**PROMPT**
Retype all the records with nothing changed.
....
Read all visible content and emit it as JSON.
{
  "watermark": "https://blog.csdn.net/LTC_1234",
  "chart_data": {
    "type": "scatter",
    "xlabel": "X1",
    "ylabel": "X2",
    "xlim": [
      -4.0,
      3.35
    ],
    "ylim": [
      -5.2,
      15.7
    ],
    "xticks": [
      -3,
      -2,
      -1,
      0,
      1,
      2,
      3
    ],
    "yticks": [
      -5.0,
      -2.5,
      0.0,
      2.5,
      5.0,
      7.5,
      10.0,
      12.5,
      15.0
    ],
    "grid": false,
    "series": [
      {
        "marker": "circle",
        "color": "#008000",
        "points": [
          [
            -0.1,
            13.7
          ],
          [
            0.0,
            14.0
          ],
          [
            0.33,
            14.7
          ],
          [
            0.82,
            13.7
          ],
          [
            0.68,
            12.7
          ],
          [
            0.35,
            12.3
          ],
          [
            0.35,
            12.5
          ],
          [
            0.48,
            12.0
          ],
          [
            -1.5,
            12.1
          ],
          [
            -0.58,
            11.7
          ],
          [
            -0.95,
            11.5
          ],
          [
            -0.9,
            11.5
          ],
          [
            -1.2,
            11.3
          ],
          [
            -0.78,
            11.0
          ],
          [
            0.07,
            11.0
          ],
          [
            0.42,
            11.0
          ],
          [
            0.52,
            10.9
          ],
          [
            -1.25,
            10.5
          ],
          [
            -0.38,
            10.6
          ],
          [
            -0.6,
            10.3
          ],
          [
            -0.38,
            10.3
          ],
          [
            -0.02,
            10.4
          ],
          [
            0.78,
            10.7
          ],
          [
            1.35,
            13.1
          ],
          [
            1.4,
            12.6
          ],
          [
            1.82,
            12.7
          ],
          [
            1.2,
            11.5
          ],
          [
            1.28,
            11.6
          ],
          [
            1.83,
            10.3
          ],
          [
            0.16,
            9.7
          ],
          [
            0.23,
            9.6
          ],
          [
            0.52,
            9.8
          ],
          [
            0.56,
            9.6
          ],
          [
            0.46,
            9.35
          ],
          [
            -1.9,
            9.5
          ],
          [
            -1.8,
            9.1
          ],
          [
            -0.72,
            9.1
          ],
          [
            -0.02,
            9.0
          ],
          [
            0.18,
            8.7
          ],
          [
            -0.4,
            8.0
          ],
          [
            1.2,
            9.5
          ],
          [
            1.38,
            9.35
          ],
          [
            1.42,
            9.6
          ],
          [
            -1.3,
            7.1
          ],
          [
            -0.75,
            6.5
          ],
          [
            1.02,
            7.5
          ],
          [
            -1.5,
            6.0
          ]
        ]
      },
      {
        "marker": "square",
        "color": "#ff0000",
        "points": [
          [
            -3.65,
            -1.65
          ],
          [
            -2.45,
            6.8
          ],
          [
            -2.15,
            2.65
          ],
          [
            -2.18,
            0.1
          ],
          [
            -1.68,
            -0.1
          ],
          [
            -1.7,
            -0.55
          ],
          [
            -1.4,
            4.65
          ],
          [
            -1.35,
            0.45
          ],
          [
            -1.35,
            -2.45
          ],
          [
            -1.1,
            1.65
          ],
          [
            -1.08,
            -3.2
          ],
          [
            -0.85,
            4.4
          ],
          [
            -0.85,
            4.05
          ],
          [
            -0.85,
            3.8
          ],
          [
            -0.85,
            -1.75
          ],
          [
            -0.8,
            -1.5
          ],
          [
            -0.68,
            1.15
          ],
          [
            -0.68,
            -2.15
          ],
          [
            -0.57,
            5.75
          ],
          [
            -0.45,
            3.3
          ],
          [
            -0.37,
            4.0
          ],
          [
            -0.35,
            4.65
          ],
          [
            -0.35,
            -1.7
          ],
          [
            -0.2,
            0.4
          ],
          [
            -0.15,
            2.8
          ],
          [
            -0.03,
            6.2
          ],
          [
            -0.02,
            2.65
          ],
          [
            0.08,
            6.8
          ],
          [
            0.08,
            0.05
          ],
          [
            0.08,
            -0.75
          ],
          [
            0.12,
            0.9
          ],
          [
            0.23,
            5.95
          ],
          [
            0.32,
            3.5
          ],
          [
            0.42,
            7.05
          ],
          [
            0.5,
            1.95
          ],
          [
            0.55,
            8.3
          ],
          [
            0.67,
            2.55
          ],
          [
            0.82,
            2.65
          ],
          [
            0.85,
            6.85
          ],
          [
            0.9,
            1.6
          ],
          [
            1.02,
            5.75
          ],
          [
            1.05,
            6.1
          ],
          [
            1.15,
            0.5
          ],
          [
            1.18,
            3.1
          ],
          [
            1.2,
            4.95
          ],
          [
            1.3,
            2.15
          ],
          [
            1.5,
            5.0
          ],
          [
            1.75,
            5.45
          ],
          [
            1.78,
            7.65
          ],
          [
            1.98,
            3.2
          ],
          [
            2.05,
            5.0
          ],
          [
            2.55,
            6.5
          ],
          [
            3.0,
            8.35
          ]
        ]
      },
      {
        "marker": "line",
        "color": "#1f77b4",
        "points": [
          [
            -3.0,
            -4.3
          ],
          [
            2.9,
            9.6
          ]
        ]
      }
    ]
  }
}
....
**OUTPUT**
Read all visible content and emit it as JSON.
{
  "watermark": "https://blog.csdn.net/LTC_1234",
  "chart_data": {
    "type": "scatter",
    "xlabel": "X1",
    "ylabel": "X2",
    "xlim": [
      -4.0,
      3.35
    ],
    "ylim": [
      -5.2,
      15.7
    ],
    "xticks": [
      -3,
      -2,
      -1,
      0,
      1,
      2,
      3
    ],
    "yticks": [
      -5.0,
      -2.5,
      0.0,
      2.5,
      5.0,
      7.5,
      10.0,
      12.5,
      15.0
    ],
    "grid": false,
    "series": [
      {
        "marker": "circle",
        "color": "#008000",
        "points": [
          [
            -0.1,
            13.7
          ],
          [
            0.0,
            14.0
          ],
          [
            0.33,
            14.7
          ],
          [
            0.82,
            13.7
          ],
          [
            0.68,
            12.7
          ],
          [
            0.35,
            12.3
          ],
          [
            0.35,
            12.5
          ],
          [
            0.48,
            12.0
          ],
          [
            -1.5,
            12.1
          ],
          [
            -0.58,
            11.7
          ],
          [
            -0.95,
            11.5
          ],
          [
            -0.9,
            11.5
          ],
          [
            -1.2,
            11.3
          ],
          [
            -0.78,
            11.0
          ],
          [
            0.07,
            11.0
          ],
          [
            0.42,
            11.0
          ],
          [
            0.52,
            10.9
          ],
          [
            -1.25,
            10.5
          ],
          [
            -0.38,
            10.6
          ],
          [
            -0.6,
            10.3
          ],
          [
            -0.38,
            10.3
          ],
          [
            -0.02,
            10.4
          ],
          [
            0.78,
            10.7
          ],
          [
            1.35,
            13.1
          ],
          [
            1.4,
            12.6
          ],
          [
            1.82,
            12.7
          ],
          [
            1.2,
            11.5
          ],
          [
            1.28,
            11.6
          ],
          [
            1.83,
            10.3
          ],
          [
            0.16,
            9.7
          ],
          [
            0.23,
            9.6
          ],
          [
            0.52,
            9.8
          ],
          [
            0.56,
            9.6
          ],
          [
            0.46,
            9.35
          ],
          [
            -1.9,
            9.5
          ],
          [
            -1.8,
            9.1
          ],
          [
            -0.72,
            9.1
          ],
          [
            -0.02,
            9.0
          ],
          [
            0.18,
            8.7
          ],
          [
            -0.4,
            8.0
          ],
          [
            1.2,
            9.5
          ],
          [
            1.38,
            9.35
          ],
          [
            1.42,
            9.6
          ],
          [
            -1.3,
            7.1
          ],
          [
            -0.75,
            6.5
          ],
          [
            1.02,
            7.5
          ],
          [
            -1.5,
            6.0
          ]
        ]
      },
      {
        "marker": "square",
        "color": "#ff0000",
        "points": [
          [
            -3.65,
            -1.65
          ],
          [
            -2.45,
            6.8
          ],
          [
            -2.15,
            2.65
          ],
          [
            -2.18,
            0.1
          ],
          [
            -1.68,
            -0.1
          ],
          [
            -1.7,
            -0.55
          ],
          [
            -1.4,
            4.65
          ],
          [
            -1.35,
            0.45
          ],
          [
            -1.35,
            -2.45
          ],
          [
            -1.1,
            1.65
          ],
          [
            -1.08,
            -3.2
          ],
          [
            -0.85,
            4.4
          ],
          [
            -0.85,
            4.05
          ],
          [
            -0.85,
            3.8
          ],
          [
            -0.85,
            -1.75
          ],
          [
            -0.8,
            -1.5
          ],
          [
            -0.68,
            1.15
          ],
          [
            -0.68,
            -2.15
          ],
          [
            -0.57,
            5.75
          ],
          [
            -0.45,
            3.3
          ],
          [
            -0.37,
            4.0
          ],
          [
            -0.35,
            4.65
          ],
          [
            -0.35,
            -1.7
          ],
          [
            -0.2,
            0.4
          ],
          [
            -0.15,
            2.8
          ],
          [
            -0.03,
            6.2
          ],
          [
            -0.02,
            2.65
          ],
          [
            0.08,
            6.8
          ],
          [
            0.08,
            0.05
          ],
          [
            0.08,
            -0.75
          ],
          [
            0.12,
            0.9
          ],
          [
            0.23,
            5.95
          ],
          [
            0.32,
            3.5
          ],
          [
            0.42,
            7.05
          ],
          [
            0.5,
            1.95
          ],
          [
            0.55,
            8.3
          ],
          [
            0.67,
            2.55
          ],
          [
            0.82,
            2.65
          ],
          [
            0.85,
            6.85
          ],
          [
            0.9,
            1.6
          ],
          [
            1.02,
            5.75
          ],
          [
            1.05,
            6.1
          ],
          [
            1.15,
            0.5
          ],
          [
            1.18,
            3.1
          ],
          [
            1.2,
            4.95
          ],
          [
            1.3,
            2.15
          ],
          [
            1.5,
            5.0
          ],
          [
            1.75,
            5.45
          ],
          [
            1.78,
            7.65
          ],
          [
            1.98,
            3.2
          ],
          [
            2.05,
            5.0
          ],
          [
            2.55,
            6.5
          ],
          [
            3.0,
            8.35
          ]
        ]
      },
      {
        "marker": "line",
        "color": "#1f77b4",
        "points": [
          [
            -3.0,
            -4.3
          ],
          [
            2.9,
            9.6
          ]
        ]
      }
    ]
  }
}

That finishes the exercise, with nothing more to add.